• **SHORT TASK**
Write out all of the data exactly as it appears.

— START OF GIVEN RECORDS —

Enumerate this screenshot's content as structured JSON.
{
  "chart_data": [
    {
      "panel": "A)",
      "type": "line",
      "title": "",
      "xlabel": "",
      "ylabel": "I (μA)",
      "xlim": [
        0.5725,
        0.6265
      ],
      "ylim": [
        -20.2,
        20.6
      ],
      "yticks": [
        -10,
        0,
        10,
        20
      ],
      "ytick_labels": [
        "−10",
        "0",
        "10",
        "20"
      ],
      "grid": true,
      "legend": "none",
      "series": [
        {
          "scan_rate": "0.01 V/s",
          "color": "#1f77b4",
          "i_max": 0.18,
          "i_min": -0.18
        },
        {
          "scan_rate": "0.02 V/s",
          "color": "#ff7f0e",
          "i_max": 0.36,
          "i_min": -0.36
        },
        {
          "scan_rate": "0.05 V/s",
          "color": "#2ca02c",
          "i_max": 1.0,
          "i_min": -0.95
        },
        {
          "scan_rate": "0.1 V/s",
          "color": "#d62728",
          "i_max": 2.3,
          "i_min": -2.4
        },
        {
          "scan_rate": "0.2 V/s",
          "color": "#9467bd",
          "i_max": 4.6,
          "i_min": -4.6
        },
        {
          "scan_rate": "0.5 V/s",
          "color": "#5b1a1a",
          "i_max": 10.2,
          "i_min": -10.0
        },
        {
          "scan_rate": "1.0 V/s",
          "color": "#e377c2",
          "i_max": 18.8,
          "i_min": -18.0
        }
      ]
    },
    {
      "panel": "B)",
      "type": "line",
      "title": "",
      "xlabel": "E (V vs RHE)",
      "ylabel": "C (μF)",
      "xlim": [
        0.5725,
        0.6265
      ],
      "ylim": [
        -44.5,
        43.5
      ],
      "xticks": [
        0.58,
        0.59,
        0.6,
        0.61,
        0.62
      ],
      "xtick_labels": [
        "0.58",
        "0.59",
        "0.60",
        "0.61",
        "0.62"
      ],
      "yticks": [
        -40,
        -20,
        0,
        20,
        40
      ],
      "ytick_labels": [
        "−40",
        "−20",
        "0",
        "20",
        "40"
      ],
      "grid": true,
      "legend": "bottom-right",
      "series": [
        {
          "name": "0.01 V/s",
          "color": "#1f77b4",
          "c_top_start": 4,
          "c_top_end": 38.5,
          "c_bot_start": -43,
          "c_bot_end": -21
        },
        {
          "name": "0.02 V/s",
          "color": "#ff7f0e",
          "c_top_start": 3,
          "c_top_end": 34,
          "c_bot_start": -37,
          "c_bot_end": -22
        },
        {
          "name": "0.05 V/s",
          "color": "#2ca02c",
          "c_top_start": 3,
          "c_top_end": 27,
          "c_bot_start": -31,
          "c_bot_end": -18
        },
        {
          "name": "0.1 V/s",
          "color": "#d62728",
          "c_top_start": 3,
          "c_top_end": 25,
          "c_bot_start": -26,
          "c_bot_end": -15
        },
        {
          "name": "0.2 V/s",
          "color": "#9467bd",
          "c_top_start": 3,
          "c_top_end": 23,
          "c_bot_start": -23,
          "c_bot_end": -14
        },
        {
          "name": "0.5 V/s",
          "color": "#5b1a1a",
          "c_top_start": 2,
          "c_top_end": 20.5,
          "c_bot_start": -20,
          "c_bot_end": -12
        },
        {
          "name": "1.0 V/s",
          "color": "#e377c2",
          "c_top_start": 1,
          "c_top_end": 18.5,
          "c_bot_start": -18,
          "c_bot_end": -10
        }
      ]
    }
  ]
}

— END OF GIVEN RECORDS —

• **EXERCISE RESPONSE**
Enumerate this screenshot's content as structured JSON.
{
  "chart_data": [
    {
      "panel": "A)",
      "type": "line",
      "title": "",
      "xlabel": "",
      "ylabel": "I (μA)",
      "xlim": [
        0.5725,
        0.6265
      ],
      "ylim": [
        -20.2,
        20.6
      ],
      "yticks": [
        -10,
        0,
        10,
        20
      ],
      "ytick_labels": [
        "−10",
        "0",
        "10",
        "20"
      ],
      "grid": true,
      "legend": "none",
      "series": [
        {
          "scan_rate": "0.01 V/s",
          "color": "#1f77b4",
          "i_max": 0.18,
          "i_min": -0.18
        },
        {
          "scan_rate": "0.02 V/s",
          "color": "#ff7f0e",
          "i_max": 0.36,
          "i_min": -0.36
        },
        {
          "scan_rate": "0.05 V/s",
          "color": "#2ca02c",
          "i_max": 1.0,
          "i_min": -0.95
        },
        {
          "scan_rate": "0.1 V/s",
          "color": "#d62728",
          "i_max": 2.3,
          "i_min": -2.4
        },
        {
          "scan_rate": "0.2 V/s",
          "color": "#9467bd",
          "i_max": 4.6,
          "i_min": -4.6
        },
        {
          "scan_rate": "0.5 V/s",
          "color": "#5b1a1a",
          "i_max": 10.2,
          "i_min": -10.0
        },
        {
          "scan_rate": "1.0 V/s",
          "color": "#e377c2",
          "i_max": 18.8,
          "i_min": -18.0
        }
      ]
    },
    {
      "panel": "B)",
      "type": "line",
      "title": "",
      "xlabel": "E (V vs RHE)",
      "ylabel": "C (μF)",
      "xlim": [
        0.5725,
        0.6265
      ],
      "ylim": [
        -44.5,
        43.5
      ],
      "xticks": [
        0.58,
        0.59,
        0.6,
        0.61,
        0.62
      ],
      "xtick_labels": [
        "0.58",
        "0.59",
        "0.60",
        "0.61",
        "0.62"
      ],
      "yticks": [
        -40,
        -20,
        0,
        20,
        40
      ],
      "ytick_labels": [
        "−40",
        "−20",
        "0",
        "20",
        "40"
      ],
      "grid": true,
      "legend": "bottom-right",
      "series": [
        {
          "name": "0.01 V/s",
          "color": "#1f77b4",
          "c_top_start": 4,
          "c_top_end": 38.5,
          "c_bot_start": -43,
          "c_bot_end": -21
        },
        {
          "name": "0.02 V/s",
          "color": "#ff7f0e",
          "c_top_start": 3,
          "c_top_end": 34,
          "c_bot_start": -37,
          "c_bot_end": -22
        },
        {
          "name": "0.05 V/s",
          "color": "#2ca02c",
          "c_top_start": 3,
          "c_top_end": 27,
          "c_bot_start": -31,
          "c_bot_end": -18
        },
        {
          "name": "0.1 V/s",
          "color": "#d62728",
          "c_top_start": 3,
          "c_top_end": 25,
          "c_bot_start": -26,
          "c_bot_end": -15
        },
        {
          "name": "0.2 V/s",
          "color": "#9467bd",
          "c_top_start": 3,
          "c_top_end": 23,
          "c_bot_start": -23,
          "c_bot_end": -14
        },
        {
          "name": "0.5 V/s",
          "color": "#5b1a1a",
          "c_top_start": 2,
          "c_top_end": 20.5,
          "c_bot_start": -20,
          "c_bot_end": -12
        },
        {
          "name": "1.0 V/s",
          "color": "#e377c2",
          "c_top_start": 1,
          "c_top_end": 18.5,
          "c_bot_start": -18,
          "c_bot_end": -10
        }
      ]
    }
  ]
}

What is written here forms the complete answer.